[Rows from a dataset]

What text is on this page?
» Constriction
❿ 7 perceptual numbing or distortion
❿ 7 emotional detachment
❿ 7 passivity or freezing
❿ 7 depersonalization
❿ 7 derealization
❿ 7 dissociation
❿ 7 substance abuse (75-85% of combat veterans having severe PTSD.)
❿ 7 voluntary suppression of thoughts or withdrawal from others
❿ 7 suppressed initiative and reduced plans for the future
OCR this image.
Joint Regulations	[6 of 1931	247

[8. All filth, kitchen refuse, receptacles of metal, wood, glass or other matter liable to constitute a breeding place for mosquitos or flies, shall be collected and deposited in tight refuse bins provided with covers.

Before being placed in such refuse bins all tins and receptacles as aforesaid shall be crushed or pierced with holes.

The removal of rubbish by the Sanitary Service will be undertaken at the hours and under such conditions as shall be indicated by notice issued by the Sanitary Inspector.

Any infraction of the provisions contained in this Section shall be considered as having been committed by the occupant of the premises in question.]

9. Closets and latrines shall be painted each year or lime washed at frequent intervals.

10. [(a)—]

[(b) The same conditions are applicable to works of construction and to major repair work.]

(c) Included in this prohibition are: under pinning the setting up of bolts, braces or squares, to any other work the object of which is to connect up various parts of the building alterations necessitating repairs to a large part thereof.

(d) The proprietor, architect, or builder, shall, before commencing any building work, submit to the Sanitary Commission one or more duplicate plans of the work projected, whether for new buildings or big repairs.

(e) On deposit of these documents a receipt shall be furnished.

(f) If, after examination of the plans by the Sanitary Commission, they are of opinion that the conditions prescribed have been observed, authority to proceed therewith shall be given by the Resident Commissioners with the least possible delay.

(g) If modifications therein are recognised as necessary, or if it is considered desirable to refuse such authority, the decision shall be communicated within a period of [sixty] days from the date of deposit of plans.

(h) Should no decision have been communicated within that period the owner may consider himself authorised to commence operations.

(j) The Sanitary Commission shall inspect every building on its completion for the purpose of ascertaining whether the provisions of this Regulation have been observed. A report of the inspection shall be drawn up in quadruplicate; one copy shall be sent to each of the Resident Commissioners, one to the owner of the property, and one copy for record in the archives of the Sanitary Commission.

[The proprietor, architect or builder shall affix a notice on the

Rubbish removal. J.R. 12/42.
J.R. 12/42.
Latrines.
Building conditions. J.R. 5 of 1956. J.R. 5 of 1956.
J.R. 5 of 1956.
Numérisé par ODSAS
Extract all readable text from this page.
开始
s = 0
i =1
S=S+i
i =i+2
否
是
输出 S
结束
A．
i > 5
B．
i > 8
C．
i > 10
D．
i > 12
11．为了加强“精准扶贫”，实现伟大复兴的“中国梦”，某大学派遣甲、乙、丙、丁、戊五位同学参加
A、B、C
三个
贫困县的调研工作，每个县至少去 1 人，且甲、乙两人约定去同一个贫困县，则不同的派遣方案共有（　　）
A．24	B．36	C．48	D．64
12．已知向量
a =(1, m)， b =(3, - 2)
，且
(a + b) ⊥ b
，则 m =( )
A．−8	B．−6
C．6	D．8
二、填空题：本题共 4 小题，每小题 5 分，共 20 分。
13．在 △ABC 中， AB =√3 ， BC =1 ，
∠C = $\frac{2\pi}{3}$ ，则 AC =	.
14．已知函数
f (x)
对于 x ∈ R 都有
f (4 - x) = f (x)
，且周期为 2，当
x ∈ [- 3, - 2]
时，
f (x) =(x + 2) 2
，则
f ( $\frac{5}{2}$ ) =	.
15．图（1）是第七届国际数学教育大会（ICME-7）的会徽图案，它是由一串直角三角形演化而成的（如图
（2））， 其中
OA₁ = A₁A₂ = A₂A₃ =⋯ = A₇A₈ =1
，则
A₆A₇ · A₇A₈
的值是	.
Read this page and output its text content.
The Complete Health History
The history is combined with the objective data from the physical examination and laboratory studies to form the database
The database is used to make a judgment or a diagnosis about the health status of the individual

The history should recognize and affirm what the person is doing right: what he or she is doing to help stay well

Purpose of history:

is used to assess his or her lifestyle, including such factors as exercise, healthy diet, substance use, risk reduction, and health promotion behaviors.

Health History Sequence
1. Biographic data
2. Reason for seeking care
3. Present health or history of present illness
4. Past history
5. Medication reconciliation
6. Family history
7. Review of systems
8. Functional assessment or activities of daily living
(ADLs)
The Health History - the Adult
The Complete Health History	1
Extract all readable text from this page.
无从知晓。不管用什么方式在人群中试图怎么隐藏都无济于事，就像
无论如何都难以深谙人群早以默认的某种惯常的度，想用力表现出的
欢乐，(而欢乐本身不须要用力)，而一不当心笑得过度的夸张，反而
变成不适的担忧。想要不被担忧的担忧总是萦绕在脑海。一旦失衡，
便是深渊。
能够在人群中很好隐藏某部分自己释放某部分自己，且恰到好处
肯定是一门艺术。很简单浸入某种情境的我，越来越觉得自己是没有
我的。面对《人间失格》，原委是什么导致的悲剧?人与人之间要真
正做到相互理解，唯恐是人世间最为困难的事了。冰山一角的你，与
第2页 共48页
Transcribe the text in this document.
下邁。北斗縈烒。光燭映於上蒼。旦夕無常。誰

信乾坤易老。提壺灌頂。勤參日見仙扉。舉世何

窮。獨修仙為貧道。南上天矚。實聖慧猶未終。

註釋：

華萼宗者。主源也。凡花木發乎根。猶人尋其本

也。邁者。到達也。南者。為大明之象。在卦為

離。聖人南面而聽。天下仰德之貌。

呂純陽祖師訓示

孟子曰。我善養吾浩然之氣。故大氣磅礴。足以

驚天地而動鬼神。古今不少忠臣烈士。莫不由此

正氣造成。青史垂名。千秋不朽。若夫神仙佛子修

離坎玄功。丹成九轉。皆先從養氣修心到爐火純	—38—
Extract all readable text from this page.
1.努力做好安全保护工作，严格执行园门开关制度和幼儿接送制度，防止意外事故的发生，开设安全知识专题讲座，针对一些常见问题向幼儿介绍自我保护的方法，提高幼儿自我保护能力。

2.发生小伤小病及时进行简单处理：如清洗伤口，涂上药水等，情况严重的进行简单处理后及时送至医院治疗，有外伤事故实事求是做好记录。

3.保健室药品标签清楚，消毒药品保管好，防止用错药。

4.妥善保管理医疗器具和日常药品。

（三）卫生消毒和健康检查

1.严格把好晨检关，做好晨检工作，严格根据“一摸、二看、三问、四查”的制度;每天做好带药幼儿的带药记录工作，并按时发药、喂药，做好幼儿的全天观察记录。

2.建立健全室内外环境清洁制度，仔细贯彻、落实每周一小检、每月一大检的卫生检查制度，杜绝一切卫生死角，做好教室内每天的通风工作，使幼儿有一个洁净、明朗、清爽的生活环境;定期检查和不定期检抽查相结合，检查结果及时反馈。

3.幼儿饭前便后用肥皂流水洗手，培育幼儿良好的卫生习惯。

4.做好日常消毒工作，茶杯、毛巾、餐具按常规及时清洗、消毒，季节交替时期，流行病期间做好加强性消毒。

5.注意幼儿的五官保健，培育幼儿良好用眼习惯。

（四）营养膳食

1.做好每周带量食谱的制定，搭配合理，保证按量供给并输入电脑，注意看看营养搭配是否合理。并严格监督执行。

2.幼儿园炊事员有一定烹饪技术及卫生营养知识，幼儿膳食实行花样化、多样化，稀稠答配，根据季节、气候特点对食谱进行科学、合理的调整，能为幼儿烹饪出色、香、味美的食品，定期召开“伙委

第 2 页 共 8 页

### [Exercise instructions]
From the listing, copy each line containing the word "considered".

### [Result for this exercise]
Any infraction of the provisions contained in this Section shall be considered as having been committed by the occupant of the premises in question.]
(g) If modifications therein are recognised as necessary, or if it is considered desirable to refuse such authority, the decision shall be communicated within a period of [sixty] days from the date of deposit of plans.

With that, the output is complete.